**DIRECTIVE:** Word for word, restate every line of the material.
BEGIN
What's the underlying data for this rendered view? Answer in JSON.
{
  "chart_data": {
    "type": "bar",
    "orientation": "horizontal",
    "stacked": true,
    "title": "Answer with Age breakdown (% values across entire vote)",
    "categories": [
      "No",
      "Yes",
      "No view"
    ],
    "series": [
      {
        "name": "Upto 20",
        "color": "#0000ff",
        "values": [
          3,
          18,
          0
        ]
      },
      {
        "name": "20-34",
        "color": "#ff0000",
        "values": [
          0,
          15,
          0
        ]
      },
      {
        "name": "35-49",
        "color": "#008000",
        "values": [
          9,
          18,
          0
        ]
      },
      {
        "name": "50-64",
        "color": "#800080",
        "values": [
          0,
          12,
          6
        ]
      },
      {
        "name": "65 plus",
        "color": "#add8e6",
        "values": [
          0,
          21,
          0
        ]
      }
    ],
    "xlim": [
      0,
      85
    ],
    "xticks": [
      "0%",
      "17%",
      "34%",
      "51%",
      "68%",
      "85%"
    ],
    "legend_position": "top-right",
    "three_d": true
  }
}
END
**TASK SOLUTION:**
What's the underlying data for this rendered view? Answer in JSON.
{
  "chart_data": {
    "type": "bar",
    "orientation": "horizontal",
    "stacked": true,
    "title": "Answer with Age breakdown (% values across entire vote)",
    "categories": [
      "No",
      "Yes",
      "No view"
    ],
    "series": [
      {
        "name": "Upto 20",
        "color": "#0000ff",
        "values": [
          3,
          18,
          0
        ]
      },
      {
        "name": "20-34",
        "color": "#ff0000",
        "values": [
          0,
          15,
          0
        ]
      },
      {
        "name": "35-49",
        "color": "#008000",
        "values": [
          9,
          18,
          0
        ]
      },
      {
        "name": "50-64",
        "color": "#800080",
        "values": [
          0,
          12,
          6
        ]
      },
      {
        "name": "65 plus",
        "color": "#add8e6",
        "values": [
          0,
          21,
          0
        ]
      }
    ],
    "xlim": [
      0,
      85
    ],
    "xticks": [
      "0%",
      "17%",
      "34%",
      "51%",
      "68%",
      "85%"
    ],
    "legend_position": "top-right",
    "three_d": true
  }
}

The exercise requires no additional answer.